[Data excerpts]
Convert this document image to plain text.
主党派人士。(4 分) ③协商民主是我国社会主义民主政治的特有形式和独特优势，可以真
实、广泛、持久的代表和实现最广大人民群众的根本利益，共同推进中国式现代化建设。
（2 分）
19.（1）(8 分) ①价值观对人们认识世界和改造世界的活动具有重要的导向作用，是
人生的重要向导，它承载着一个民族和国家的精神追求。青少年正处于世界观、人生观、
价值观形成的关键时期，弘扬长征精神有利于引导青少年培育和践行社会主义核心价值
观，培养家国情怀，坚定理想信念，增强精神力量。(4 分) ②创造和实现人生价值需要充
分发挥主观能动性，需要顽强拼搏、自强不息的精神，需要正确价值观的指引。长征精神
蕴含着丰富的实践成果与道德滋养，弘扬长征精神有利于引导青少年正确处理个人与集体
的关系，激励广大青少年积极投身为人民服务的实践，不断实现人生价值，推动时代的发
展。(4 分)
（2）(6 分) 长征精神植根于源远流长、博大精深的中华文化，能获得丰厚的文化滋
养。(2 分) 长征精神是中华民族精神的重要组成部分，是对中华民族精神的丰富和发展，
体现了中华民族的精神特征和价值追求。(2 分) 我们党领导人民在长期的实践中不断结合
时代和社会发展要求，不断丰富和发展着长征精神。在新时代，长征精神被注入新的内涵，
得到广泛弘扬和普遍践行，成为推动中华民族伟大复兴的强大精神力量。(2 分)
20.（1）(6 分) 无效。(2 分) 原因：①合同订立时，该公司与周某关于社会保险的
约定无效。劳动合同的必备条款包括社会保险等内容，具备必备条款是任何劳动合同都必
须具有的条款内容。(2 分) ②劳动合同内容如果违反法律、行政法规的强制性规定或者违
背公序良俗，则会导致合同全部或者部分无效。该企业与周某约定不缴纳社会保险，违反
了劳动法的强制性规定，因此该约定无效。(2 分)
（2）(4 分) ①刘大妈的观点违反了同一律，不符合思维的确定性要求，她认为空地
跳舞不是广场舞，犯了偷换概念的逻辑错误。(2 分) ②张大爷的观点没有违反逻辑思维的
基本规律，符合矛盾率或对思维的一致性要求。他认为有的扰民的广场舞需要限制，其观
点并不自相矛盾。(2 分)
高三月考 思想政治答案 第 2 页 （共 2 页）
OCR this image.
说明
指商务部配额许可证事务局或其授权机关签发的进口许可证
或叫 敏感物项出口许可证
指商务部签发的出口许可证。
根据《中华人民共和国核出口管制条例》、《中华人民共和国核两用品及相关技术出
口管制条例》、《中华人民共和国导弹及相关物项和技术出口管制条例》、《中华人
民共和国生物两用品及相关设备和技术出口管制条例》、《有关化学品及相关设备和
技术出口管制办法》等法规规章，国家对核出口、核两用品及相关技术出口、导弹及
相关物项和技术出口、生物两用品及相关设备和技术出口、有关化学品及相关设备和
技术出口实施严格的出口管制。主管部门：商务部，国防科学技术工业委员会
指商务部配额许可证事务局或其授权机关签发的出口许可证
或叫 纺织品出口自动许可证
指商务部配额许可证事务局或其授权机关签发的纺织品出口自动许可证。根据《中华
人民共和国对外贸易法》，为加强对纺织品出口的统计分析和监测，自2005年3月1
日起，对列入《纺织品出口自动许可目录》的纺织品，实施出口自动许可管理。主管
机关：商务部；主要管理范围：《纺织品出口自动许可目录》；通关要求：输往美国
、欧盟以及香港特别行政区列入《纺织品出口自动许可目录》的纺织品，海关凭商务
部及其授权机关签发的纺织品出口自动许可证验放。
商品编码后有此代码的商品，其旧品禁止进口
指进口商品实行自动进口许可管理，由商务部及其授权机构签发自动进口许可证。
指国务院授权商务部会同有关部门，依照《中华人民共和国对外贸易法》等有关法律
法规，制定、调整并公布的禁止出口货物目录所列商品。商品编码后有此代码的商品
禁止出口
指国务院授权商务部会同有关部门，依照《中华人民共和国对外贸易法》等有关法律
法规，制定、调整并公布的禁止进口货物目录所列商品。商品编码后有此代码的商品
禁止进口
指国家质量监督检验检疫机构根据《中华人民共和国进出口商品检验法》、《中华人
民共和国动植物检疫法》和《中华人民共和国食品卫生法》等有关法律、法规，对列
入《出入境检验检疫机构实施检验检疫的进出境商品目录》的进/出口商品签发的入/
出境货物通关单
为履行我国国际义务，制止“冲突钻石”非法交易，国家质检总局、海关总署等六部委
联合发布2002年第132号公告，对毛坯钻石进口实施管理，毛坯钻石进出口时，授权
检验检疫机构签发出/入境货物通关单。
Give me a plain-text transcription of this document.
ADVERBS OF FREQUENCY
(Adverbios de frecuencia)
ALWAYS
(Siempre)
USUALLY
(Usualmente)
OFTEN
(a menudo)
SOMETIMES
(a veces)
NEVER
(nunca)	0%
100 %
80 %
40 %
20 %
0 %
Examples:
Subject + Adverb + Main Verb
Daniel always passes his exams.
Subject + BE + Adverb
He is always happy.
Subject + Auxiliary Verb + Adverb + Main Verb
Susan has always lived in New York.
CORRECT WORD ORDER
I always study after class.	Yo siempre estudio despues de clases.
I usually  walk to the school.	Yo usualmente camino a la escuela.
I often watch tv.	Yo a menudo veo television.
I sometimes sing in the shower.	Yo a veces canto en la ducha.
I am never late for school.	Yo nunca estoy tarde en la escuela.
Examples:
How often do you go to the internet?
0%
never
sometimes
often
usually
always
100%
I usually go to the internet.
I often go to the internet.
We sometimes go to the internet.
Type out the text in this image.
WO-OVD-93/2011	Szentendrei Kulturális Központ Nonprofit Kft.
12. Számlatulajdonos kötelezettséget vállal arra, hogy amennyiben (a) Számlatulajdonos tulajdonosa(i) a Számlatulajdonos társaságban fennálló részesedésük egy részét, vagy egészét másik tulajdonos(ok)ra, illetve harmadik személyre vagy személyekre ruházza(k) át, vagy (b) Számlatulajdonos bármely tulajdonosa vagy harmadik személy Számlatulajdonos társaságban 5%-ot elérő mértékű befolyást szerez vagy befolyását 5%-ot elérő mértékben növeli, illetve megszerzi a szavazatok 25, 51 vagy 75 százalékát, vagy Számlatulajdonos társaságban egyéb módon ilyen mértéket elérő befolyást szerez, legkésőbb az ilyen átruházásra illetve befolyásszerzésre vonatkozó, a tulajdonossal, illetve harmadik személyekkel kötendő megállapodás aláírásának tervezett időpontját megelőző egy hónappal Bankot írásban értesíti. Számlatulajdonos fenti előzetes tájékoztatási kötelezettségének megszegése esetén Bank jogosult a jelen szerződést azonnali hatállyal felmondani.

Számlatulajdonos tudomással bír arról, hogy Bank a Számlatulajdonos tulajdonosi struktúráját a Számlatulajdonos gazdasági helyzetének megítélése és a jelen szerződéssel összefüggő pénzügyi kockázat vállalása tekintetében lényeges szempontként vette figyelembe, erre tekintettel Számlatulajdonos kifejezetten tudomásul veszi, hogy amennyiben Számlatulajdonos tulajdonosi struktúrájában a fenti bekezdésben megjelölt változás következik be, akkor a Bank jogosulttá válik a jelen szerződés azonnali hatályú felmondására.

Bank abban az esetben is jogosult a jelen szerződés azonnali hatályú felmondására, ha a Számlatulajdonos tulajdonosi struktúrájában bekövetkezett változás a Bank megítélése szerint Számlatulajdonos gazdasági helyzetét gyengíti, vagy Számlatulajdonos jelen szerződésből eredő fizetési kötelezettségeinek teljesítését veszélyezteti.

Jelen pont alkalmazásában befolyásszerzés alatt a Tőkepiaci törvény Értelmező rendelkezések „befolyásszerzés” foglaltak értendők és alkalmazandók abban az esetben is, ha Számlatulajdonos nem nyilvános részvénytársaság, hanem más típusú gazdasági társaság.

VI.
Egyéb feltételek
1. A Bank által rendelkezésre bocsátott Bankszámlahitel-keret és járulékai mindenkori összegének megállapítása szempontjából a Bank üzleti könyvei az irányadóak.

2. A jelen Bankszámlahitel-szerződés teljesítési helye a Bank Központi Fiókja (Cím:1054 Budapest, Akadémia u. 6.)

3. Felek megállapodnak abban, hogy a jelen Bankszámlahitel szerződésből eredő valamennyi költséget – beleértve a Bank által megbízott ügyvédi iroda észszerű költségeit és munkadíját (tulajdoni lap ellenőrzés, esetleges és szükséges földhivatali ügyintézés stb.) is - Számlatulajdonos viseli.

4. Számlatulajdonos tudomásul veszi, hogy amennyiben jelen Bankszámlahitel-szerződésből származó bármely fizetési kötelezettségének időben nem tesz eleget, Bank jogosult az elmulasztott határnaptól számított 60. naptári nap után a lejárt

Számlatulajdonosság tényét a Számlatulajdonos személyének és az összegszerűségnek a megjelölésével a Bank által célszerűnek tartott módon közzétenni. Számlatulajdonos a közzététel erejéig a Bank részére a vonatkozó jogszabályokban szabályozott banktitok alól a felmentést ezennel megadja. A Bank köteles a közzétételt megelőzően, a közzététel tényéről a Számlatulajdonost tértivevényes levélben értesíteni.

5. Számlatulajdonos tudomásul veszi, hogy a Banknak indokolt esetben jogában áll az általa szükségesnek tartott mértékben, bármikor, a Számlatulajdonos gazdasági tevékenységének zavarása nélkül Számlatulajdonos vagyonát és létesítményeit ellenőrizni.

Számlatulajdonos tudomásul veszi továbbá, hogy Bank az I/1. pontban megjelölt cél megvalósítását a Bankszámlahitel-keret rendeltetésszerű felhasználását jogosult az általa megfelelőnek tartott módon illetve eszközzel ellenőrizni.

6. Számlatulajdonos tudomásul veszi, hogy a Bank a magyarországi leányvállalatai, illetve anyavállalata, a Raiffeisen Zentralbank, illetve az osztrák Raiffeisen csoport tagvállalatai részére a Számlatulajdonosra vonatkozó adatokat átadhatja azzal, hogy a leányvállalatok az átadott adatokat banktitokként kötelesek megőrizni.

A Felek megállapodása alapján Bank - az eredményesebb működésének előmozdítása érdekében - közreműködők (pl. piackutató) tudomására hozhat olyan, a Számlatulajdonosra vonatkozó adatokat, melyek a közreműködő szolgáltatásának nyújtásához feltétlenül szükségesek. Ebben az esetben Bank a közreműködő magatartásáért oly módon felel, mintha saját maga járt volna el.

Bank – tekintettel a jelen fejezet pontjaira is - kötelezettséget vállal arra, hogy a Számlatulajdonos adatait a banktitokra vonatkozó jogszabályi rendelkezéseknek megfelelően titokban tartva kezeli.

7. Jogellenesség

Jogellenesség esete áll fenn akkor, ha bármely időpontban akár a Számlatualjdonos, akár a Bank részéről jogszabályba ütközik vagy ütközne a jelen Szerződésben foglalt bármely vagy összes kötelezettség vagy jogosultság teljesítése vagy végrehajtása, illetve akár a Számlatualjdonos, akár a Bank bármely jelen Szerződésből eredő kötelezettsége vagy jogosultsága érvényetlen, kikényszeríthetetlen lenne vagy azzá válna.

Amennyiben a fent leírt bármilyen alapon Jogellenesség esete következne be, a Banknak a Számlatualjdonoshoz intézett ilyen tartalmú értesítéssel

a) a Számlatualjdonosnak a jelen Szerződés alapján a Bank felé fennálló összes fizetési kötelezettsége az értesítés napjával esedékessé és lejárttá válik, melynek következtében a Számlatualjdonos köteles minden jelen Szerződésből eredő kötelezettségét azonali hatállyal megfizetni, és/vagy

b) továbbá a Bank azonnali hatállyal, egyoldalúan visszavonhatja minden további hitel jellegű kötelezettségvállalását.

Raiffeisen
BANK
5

**TASK TO COMPLETE**:
Take each line containing the string "internet" and copy it out.

**RESULT**:
How often do you go to the internet?
I usually go to the internet.
I often go to the internet.
We sometimes go to the internet.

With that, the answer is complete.